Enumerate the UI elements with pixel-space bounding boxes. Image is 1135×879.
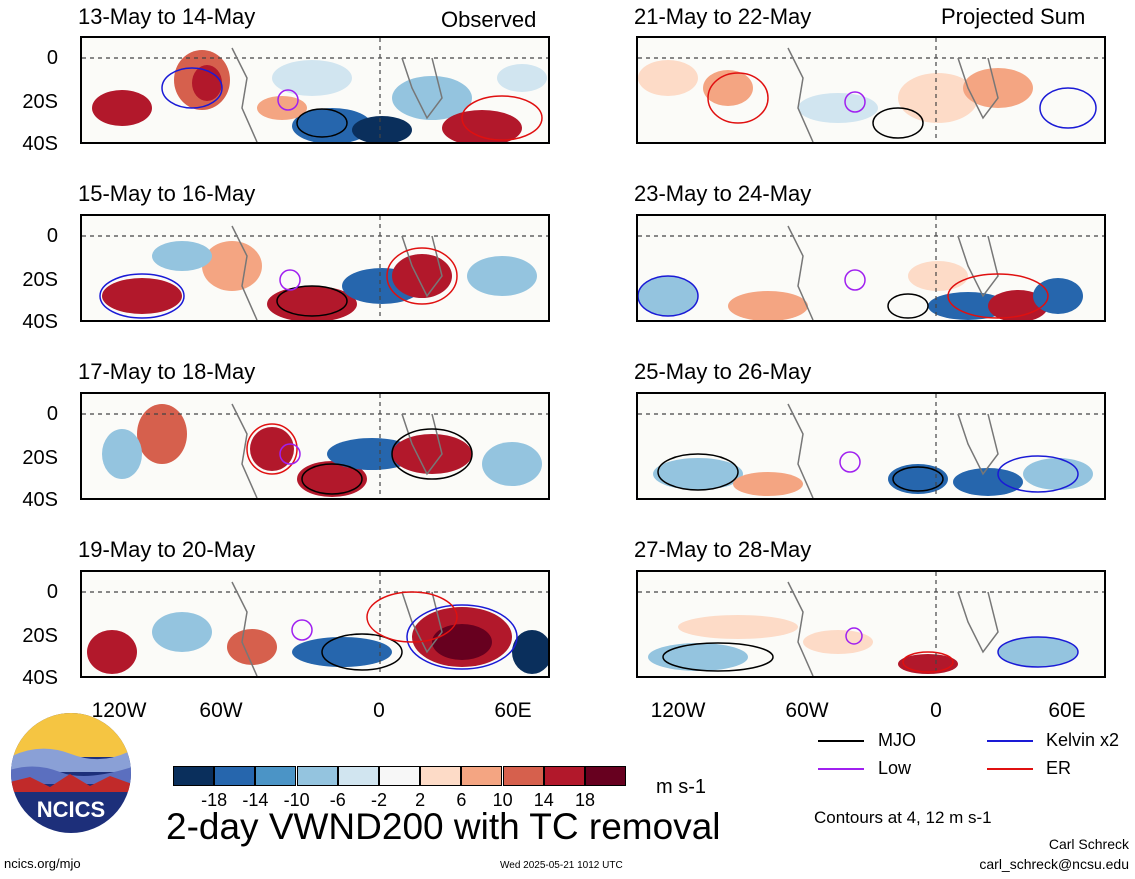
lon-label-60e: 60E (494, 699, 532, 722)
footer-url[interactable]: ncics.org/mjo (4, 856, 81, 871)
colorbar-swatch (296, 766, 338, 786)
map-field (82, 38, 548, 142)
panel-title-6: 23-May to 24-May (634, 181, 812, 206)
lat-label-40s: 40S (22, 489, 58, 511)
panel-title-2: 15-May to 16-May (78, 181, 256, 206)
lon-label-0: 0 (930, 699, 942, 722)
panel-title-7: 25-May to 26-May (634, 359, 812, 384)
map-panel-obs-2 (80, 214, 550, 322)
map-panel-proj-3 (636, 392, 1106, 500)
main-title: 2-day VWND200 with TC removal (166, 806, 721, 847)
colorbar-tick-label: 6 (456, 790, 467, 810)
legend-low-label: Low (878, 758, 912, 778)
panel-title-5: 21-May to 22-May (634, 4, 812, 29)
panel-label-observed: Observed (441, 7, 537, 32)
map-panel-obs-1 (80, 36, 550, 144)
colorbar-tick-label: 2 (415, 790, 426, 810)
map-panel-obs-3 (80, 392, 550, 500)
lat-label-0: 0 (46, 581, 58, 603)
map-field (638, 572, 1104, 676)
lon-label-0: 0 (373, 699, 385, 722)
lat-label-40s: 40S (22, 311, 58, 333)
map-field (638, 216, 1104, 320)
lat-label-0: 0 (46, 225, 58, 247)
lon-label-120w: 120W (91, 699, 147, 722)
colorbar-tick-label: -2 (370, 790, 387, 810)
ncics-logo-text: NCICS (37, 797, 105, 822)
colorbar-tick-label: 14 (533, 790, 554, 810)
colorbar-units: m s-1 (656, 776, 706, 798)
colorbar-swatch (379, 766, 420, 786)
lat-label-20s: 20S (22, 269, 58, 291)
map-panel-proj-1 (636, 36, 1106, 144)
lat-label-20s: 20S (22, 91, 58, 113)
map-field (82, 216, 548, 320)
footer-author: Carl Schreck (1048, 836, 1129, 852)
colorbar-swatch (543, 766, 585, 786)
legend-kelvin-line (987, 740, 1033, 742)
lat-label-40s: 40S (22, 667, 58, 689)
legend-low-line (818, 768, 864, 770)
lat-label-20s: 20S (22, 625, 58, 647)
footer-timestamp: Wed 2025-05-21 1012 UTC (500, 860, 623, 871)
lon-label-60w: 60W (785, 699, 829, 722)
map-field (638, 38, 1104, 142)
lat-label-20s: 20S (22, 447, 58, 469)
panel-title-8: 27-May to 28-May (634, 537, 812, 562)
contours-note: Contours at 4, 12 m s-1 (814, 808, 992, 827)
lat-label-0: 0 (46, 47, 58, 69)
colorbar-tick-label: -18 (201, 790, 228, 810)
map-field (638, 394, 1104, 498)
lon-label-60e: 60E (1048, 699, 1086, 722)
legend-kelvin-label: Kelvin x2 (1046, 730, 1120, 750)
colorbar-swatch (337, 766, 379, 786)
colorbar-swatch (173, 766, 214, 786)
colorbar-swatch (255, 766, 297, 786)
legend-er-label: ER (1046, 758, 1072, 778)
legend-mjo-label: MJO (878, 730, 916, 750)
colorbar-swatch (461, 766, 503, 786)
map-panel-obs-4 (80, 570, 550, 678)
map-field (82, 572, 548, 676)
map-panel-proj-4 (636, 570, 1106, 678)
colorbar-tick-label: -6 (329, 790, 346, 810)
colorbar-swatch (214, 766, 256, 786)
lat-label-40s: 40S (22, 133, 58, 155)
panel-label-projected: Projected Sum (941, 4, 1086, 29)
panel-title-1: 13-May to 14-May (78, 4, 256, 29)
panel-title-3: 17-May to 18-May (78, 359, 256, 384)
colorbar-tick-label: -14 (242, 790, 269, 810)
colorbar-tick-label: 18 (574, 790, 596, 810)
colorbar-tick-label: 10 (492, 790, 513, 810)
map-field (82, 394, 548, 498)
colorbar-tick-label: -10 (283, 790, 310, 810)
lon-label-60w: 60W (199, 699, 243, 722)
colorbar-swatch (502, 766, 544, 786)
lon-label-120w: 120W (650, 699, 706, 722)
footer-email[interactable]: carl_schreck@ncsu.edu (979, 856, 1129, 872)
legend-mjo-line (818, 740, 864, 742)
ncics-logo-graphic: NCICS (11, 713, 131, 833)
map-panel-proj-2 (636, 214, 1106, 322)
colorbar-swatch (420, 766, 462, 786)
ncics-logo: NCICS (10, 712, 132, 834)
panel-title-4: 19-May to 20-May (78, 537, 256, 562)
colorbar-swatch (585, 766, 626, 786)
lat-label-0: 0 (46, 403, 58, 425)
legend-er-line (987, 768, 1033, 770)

» **Aim**:
Please rewrite the part of the records that opens with the line containing "lon-label-60e: 60E (494, 699, 532, 722)" and closes with the line containing "map-panel-obs-2 (80, 214, 550, 322)", changing "panel-title" to "panel-heading" and keeping everything else the same. Give only those lines.

» **Task solution**:
lon-label-60e: 60E (494, 699, 532, 722)
footer-url[interactable]: ncics.org/mjo (4, 856, 81, 871)
colorbar-swatch (296, 766, 338, 786)
map-field (82, 38, 548, 142)
panel-heading-6: 23-May to 24-May (634, 181, 812, 206)
lat-label-40s: 40S (22, 489, 58, 511)
panel-heading-2: 15-May to 16-May (78, 181, 256, 206)
lon-label-0: 0 (930, 699, 942, 722)
panel-heading-7: 25-May to 26-May (634, 359, 812, 384)
map-panel-obs-2 (80, 214, 550, 322)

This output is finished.